### What you should do
Please find all lines in the data that hold the string "отчетности" and copy them.

### Available data
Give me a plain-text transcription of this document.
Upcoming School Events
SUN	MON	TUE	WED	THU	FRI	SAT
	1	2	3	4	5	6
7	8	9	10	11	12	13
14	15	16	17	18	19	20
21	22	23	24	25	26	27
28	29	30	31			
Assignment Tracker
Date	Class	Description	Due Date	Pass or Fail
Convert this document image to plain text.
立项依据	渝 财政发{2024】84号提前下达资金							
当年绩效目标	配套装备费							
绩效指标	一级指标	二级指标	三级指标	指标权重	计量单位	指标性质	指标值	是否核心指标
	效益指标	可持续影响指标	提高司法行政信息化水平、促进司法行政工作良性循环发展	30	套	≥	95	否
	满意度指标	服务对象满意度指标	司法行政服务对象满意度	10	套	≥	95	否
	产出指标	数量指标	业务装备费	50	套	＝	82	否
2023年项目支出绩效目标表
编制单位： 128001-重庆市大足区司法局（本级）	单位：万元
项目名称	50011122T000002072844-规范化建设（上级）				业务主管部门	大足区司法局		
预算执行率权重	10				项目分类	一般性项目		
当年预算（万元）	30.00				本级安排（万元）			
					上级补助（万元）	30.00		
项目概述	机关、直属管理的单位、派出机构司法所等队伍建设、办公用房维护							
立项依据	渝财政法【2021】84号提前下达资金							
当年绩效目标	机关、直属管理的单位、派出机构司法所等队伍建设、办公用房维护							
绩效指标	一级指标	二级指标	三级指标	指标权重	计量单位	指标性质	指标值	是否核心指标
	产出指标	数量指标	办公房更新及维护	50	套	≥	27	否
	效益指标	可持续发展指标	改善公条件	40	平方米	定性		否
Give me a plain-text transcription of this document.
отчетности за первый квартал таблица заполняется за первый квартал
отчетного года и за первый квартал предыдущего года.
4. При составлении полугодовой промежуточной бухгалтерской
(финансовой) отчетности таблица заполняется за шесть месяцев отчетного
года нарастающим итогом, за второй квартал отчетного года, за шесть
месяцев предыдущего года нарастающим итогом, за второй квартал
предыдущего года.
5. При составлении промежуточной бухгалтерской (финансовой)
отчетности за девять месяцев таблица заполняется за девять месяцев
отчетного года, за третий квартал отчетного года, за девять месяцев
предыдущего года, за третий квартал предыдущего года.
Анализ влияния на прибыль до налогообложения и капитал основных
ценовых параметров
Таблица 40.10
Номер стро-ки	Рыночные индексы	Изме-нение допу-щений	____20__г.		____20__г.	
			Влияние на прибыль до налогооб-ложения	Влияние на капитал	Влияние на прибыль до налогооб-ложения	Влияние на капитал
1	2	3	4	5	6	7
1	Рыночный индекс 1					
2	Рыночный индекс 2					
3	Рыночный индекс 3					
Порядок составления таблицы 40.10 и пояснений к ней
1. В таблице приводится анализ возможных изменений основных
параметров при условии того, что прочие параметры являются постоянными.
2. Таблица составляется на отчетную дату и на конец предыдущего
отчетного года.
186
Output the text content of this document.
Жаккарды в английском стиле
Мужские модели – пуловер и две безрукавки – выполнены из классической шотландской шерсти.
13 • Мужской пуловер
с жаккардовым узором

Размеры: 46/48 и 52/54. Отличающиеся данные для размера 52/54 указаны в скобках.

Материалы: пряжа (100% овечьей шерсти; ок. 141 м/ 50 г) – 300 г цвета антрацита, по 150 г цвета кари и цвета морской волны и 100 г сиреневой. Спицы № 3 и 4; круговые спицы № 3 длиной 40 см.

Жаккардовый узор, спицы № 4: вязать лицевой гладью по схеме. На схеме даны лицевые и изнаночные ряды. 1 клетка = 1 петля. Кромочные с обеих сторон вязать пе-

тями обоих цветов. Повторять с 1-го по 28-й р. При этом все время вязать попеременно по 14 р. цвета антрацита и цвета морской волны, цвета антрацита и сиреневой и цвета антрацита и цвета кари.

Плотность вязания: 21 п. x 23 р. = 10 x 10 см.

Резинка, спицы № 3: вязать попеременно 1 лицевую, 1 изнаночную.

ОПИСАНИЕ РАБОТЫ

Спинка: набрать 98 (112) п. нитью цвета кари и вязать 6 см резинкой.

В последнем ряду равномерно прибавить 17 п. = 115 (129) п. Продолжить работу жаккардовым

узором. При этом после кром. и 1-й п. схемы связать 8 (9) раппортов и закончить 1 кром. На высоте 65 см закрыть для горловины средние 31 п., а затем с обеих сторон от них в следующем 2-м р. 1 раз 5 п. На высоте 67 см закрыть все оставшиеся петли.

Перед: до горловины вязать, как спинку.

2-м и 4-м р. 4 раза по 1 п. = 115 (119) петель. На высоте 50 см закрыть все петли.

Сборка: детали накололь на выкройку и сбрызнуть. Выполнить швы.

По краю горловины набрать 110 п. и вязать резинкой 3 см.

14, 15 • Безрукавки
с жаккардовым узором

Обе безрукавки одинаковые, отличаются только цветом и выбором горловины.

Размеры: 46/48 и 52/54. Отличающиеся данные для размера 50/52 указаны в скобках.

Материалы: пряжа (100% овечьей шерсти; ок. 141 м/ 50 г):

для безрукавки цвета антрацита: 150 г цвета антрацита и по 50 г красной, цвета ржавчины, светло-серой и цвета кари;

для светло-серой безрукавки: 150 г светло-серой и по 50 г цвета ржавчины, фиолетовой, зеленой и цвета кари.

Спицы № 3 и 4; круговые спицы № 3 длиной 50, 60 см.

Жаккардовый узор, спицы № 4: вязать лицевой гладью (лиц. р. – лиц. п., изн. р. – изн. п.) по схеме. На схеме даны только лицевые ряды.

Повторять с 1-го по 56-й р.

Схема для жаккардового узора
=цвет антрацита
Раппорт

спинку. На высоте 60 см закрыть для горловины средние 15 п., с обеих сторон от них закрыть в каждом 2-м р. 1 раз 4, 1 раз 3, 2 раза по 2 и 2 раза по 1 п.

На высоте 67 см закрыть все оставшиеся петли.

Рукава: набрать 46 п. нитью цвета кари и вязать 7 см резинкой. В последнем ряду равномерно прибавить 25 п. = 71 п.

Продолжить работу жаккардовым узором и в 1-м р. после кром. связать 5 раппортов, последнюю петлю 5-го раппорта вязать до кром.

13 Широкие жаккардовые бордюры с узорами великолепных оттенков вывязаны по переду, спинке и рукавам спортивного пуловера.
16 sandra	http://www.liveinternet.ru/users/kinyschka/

### Solution for this exercise
отчетности за первый квартал таблица заполняется за первый квартал
(финансовой) отчетности таблица заполняется за шесть месяцев отчетного
отчетности за девять месяцев таблица заполняется за девять месяцев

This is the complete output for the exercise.